A run of records:
....

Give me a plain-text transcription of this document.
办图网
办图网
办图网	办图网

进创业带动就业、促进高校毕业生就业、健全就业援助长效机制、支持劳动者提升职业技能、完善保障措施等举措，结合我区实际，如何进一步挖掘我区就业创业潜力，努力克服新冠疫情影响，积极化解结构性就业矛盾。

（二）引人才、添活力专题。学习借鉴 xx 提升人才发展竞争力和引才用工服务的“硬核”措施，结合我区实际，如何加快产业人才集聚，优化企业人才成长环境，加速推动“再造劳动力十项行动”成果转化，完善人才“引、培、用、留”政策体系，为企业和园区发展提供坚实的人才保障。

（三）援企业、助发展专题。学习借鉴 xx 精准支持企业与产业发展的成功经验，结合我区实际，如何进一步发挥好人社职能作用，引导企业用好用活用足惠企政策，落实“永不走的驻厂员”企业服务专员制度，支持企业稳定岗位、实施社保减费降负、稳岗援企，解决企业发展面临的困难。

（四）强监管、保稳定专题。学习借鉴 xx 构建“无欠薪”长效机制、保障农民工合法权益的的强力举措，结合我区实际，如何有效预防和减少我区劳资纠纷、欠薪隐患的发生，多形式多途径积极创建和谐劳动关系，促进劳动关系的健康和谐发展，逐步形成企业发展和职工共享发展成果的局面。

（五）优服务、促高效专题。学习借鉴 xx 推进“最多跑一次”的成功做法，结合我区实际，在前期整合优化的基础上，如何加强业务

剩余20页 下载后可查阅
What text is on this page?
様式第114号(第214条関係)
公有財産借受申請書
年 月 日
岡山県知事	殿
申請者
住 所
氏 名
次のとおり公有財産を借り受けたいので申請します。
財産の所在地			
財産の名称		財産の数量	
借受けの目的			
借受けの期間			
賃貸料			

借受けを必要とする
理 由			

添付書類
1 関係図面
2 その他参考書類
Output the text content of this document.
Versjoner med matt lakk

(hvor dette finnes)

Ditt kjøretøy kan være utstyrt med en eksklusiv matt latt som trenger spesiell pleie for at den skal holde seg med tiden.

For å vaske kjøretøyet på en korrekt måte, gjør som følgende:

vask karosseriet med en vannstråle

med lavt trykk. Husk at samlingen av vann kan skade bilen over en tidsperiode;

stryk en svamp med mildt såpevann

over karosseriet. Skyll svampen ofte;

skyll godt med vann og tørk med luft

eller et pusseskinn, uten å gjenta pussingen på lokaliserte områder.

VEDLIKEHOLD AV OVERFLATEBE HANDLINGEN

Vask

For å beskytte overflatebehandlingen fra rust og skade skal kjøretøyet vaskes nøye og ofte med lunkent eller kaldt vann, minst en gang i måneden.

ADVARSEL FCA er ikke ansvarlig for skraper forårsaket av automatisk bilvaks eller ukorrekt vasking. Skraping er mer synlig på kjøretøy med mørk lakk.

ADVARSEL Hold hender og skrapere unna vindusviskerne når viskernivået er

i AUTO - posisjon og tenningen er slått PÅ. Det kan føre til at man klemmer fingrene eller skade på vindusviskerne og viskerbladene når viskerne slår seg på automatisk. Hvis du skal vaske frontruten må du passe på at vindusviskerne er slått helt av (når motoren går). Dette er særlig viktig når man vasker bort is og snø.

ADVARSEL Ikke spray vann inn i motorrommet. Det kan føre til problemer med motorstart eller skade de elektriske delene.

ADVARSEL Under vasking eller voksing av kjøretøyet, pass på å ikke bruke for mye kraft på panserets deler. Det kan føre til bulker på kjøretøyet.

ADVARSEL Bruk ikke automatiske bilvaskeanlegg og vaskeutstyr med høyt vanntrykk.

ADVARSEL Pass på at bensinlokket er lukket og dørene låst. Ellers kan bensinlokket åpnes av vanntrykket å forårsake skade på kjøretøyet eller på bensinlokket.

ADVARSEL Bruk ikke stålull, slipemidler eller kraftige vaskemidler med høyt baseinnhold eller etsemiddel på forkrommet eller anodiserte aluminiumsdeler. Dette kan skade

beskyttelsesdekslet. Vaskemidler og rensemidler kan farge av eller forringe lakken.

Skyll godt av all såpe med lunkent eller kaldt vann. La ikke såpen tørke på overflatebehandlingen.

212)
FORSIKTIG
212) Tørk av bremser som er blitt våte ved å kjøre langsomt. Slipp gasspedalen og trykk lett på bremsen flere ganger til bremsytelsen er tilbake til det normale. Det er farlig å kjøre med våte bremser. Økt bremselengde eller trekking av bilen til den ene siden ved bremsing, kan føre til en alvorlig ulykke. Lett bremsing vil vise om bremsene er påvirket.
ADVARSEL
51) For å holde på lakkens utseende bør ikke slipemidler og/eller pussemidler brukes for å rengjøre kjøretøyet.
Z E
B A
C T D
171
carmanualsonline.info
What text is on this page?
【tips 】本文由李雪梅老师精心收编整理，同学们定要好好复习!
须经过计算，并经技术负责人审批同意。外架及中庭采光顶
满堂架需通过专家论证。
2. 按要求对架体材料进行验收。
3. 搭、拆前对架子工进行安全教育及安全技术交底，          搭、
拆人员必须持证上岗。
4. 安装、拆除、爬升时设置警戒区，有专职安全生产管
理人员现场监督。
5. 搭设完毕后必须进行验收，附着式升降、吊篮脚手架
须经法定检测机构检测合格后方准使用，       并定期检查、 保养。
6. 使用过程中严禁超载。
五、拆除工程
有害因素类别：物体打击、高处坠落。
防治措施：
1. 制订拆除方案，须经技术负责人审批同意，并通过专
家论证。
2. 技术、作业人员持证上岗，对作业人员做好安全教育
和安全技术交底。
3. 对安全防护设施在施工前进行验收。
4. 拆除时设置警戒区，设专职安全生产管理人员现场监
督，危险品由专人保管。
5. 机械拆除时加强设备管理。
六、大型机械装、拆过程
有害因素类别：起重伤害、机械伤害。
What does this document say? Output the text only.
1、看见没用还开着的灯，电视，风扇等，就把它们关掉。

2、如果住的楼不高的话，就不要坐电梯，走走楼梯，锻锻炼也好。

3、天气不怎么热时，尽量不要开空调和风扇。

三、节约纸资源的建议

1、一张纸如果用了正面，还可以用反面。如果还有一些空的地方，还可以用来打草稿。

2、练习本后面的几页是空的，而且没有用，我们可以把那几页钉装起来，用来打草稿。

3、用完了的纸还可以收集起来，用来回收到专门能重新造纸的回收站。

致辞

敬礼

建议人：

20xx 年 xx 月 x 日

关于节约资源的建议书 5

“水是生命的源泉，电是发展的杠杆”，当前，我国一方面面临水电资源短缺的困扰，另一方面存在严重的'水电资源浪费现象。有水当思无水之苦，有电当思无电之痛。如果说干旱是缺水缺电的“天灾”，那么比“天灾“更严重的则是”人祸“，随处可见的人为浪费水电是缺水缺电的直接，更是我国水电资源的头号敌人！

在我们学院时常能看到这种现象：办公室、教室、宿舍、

....

Problem requirements
Restate all of the entries above precisely.

Task answer
Give me a plain-text transcription of this document.
办图网
办图网
办图网	办图网

进创业带动就业、促进高校毕业生就业、健全就业援助长效机制、支持劳动者提升职业技能、完善保障措施等举措，结合我区实际，如何进一步挖掘我区就业创业潜力，努力克服新冠疫情影响，积极化解结构性就业矛盾。

（二）引人才、添活力专题。学习借鉴 xx 提升人才发展竞争力和引才用工服务的“硬核”措施，结合我区实际，如何加快产业人才集聚，优化企业人才成长环境，加速推动“再造劳动力十项行动”成果转化，完善人才“引、培、用、留”政策体系，为企业和园区发展提供坚实的人才保障。

（三）援企业、助发展专题。学习借鉴 xx 精准支持企业与产业发展的成功经验，结合我区实际，如何进一步发挥好人社职能作用，引导企业用好用活用足惠企政策，落实“永不走的驻厂员”企业服务专员制度，支持企业稳定岗位、实施社保减费降负、稳岗援企，解决企业发展面临的困难。

（四）强监管、保稳定专题。学习借鉴 xx 构建“无欠薪”长效机制、保障农民工合法权益的的强力举措，结合我区实际，如何有效预防和减少我区劳资纠纷、欠薪隐患的发生，多形式多途径积极创建和谐劳动关系，促进劳动关系的健康和谐发展，逐步形成企业发展和职工共享发展成果的局面。

（五）优服务、促高效专题。学习借鉴 xx 推进“最多跑一次”的成功做法，结合我区实际，在前期整合优化的基础上，如何加强业务

剩余20页 下载后可查阅
What text is on this page?
様式第114号(第214条関係)
公有財産借受申請書
年 月 日
岡山県知事	殿
申請者
住 所
氏 名
次のとおり公有財産を借り受けたいので申請します。
財産の所在地			
財産の名称		財産の数量	
借受けの目的			
借受けの期間			
賃貸料			

借受けを必要とする
理 由			

添付書類
1 関係図面
2 その他参考書類
Output the text content of this document.
Versjoner med matt lakk

(hvor dette finnes)

Ditt kjøretøy kan være utstyrt med en eksklusiv matt latt som trenger spesiell pleie for at den skal holde seg med tiden.

For å vaske kjøretøyet på en korrekt måte, gjør som følgende:

vask karosseriet med en vannstråle

med lavt trykk. Husk at samlingen av vann kan skade bilen over en tidsperiode;

stryk en svamp med mildt såpevann

over karosseriet. Skyll svampen ofte;

skyll godt med vann og tørk med luft

eller et pusseskinn, uten å gjenta pussingen på lokaliserte områder.

VEDLIKEHOLD AV OVERFLATEBE HANDLINGEN

Vask

For å beskytte overflatebehandlingen fra rust og skade skal kjøretøyet vaskes nøye og ofte med lunkent eller kaldt vann, minst en gang i måneden.

ADVARSEL FCA er ikke ansvarlig for skraper forårsaket av automatisk bilvaks eller ukorrekt vasking. Skraping er mer synlig på kjøretøy med mørk lakk.

ADVARSEL Hold hender og skrapere unna vindusviskerne når viskernivået er

i AUTO - posisjon og tenningen er slått PÅ. Det kan føre til at man klemmer fingrene eller skade på vindusviskerne og viskerbladene når viskerne slår seg på automatisk. Hvis du skal vaske frontruten må du passe på at vindusviskerne er slått helt av (når motoren går). Dette er særlig viktig når man vasker bort is og snø.

ADVARSEL Ikke spray vann inn i motorrommet. Det kan føre til problemer med motorstart eller skade de elektriske delene.

ADVARSEL Under vasking eller voksing av kjøretøyet, pass på å ikke bruke for mye kraft på panserets deler. Det kan føre til bulker på kjøretøyet.

ADVARSEL Bruk ikke automatiske bilvaskeanlegg og vaskeutstyr med høyt vanntrykk.

ADVARSEL Pass på at bensinlokket er lukket og dørene låst. Ellers kan bensinlokket åpnes av vanntrykket å forårsake skade på kjøretøyet eller på bensinlokket.

ADVARSEL Bruk ikke stålull, slipemidler eller kraftige vaskemidler med høyt baseinnhold eller etsemiddel på forkrommet eller anodiserte aluminiumsdeler. Dette kan skade

beskyttelsesdekslet. Vaskemidler og rensemidler kan farge av eller forringe lakken.

Skyll godt av all såpe med lunkent eller kaldt vann. La ikke såpen tørke på overflatebehandlingen.

212)
FORSIKTIG
212) Tørk av bremser som er blitt våte ved å kjøre langsomt. Slipp gasspedalen og trykk lett på bremsen flere ganger til bremsytelsen er tilbake til det normale. Det er farlig å kjøre med våte bremser. Økt bremselengde eller trekking av bilen til den ene siden ved bremsing, kan føre til en alvorlig ulykke. Lett bremsing vil vise om bremsene er påvirket.
ADVARSEL
51) For å holde på lakkens utseende bør ikke slipemidler og/eller pussemidler brukes for å rengjøre kjøretøyet.
Z E
B A
C T D
171
carmanualsonline.info
What text is on this page?
【tips 】本文由李雪梅老师精心收编整理，同学们定要好好复习!
须经过计算，并经技术负责人审批同意。外架及中庭采光顶
满堂架需通过专家论证。
2. 按要求对架体材料进行验收。
3. 搭、拆前对架子工进行安全教育及安全技术交底，          搭、
拆人员必须持证上岗。
4. 安装、拆除、爬升时设置警戒区，有专职安全生产管
理人员现场监督。
5. 搭设完毕后必须进行验收，附着式升降、吊篮脚手架
须经法定检测机构检测合格后方准使用，       并定期检查、 保养。
6. 使用过程中严禁超载。
五、拆除工程
有害因素类别：物体打击、高处坠落。
防治措施：
1. 制订拆除方案，须经技术负责人审批同意，并通过专
家论证。
2. 技术、作业人员持证上岗，对作业人员做好安全教育
和安全技术交底。
3. 对安全防护设施在施工前进行验收。
4. 拆除时设置警戒区，设专职安全生产管理人员现场监
督，危险品由专人保管。
5. 机械拆除时加强设备管理。
六、大型机械装、拆过程
有害因素类别：起重伤害、机械伤害。
What does this document say? Output the text only.
1、看见没用还开着的灯，电视，风扇等，就把它们关掉。

2、如果住的楼不高的话，就不要坐电梯，走走楼梯，锻锻炼也好。

3、天气不怎么热时，尽量不要开空调和风扇。

三、节约纸资源的建议

1、一张纸如果用了正面，还可以用反面。如果还有一些空的地方，还可以用来打草稿。

2、练习本后面的几页是空的，而且没有用，我们可以把那几页钉装起来，用来打草稿。

3、用完了的纸还可以收集起来，用来回收到专门能重新造纸的回收站。

致辞

敬礼

建议人：

20xx 年 xx 月 x 日

关于节约资源的建议书 5

“水是生命的源泉，电是发展的杠杆”，当前，我国一方面面临水电资源短缺的困扰，另一方面存在严重的'水电资源浪费现象。有水当思无水之苦，有电当思无电之痛。如果说干旱是缺水缺电的“天灾”，那么比“天灾“更严重的则是”人祸“，随处可见的人为浪费水电是缺水缺电的直接，更是我国水电资源的头号敌人！

在我们学院时常能看到这种现象：办公室、教室、宿舍、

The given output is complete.